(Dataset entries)
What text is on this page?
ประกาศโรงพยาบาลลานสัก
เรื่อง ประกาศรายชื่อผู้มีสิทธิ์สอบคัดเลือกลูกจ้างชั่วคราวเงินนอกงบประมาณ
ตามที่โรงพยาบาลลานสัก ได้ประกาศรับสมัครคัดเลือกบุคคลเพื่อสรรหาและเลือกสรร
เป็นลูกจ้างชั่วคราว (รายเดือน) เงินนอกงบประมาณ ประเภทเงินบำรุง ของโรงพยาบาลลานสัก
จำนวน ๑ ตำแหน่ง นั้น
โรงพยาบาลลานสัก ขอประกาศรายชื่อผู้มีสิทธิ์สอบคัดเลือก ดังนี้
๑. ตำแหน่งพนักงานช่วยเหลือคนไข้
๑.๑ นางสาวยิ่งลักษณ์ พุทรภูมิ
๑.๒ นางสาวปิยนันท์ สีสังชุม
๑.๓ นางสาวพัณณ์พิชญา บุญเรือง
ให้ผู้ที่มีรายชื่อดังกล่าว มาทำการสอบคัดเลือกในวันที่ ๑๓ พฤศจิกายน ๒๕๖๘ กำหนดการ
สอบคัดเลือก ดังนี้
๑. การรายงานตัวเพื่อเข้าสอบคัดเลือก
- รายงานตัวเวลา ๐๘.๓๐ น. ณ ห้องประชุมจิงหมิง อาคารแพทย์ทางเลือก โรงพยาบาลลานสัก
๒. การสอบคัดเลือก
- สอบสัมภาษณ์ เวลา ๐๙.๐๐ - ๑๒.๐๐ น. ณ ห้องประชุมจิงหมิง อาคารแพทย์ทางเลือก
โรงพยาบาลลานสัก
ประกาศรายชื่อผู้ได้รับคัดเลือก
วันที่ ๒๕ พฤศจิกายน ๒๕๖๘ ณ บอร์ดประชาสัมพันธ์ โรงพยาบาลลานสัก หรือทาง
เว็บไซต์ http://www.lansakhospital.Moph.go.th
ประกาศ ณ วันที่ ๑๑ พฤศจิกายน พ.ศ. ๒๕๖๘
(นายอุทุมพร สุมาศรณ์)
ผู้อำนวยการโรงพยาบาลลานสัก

• **Task brief**: Go through the data and return every record exactly.

• **The solution**:
What text is on this page?
ประกาศโรงพยาบาลลานสัก
เรื่อง ประกาศรายชื่อผู้มีสิทธิ์สอบคัดเลือกลูกจ้างชั่วคราวเงินนอกงบประมาณ
ตามที่โรงพยาบาลลานสัก ได้ประกาศรับสมัครคัดเลือกบุคคลเพื่อสรรหาและเลือกสรร
เป็นลูกจ้างชั่วคราว (รายเดือน) เงินนอกงบประมาณ ประเภทเงินบำรุง ของโรงพยาบาลลานสัก
จำนวน ๑ ตำแหน่ง นั้น
โรงพยาบาลลานสัก ขอประกาศรายชื่อผู้มีสิทธิ์สอบคัดเลือก ดังนี้
๑. ตำแหน่งพนักงานช่วยเหลือคนไข้
๑.๑ นางสาวยิ่งลักษณ์ พุทรภูมิ
๑.๒ นางสาวปิยนันท์ สีสังชุม
๑.๓ นางสาวพัณณ์พิชญา บุญเรือง
ให้ผู้ที่มีรายชื่อดังกล่าว มาทำการสอบคัดเลือกในวันที่ ๑๓ พฤศจิกายน ๒๕๖๘ กำหนดการ
สอบคัดเลือก ดังนี้
๑. การรายงานตัวเพื่อเข้าสอบคัดเลือก
- รายงานตัวเวลา ๐๘.๓๐ น. ณ ห้องประชุมจิงหมิง อาคารแพทย์ทางเลือก โรงพยาบาลลานสัก
๒. การสอบคัดเลือก
- สอบสัมภาษณ์ เวลา ๐๙.๐๐ - ๑๒.๐๐ น. ณ ห้องประชุมจิงหมิง อาคารแพทย์ทางเลือก
โรงพยาบาลลานสัก
ประกาศรายชื่อผู้ได้รับคัดเลือก
วันที่ ๒๕ พฤศจิกายน ๒๕๖๘ ณ บอร์ดประชาสัมพันธ์ โรงพยาบาลลานสัก หรือทาง
เว็บไซต์ http://www.lansakhospital.Moph.go.th
ประกาศ ณ วันที่ ๑๑ พฤศจิกายน พ.ศ. ๒๕๖๘
(นายอุทุมพร สุมาศรณ์)
ผู้อำนวยการโรงพยาบาลลานสัก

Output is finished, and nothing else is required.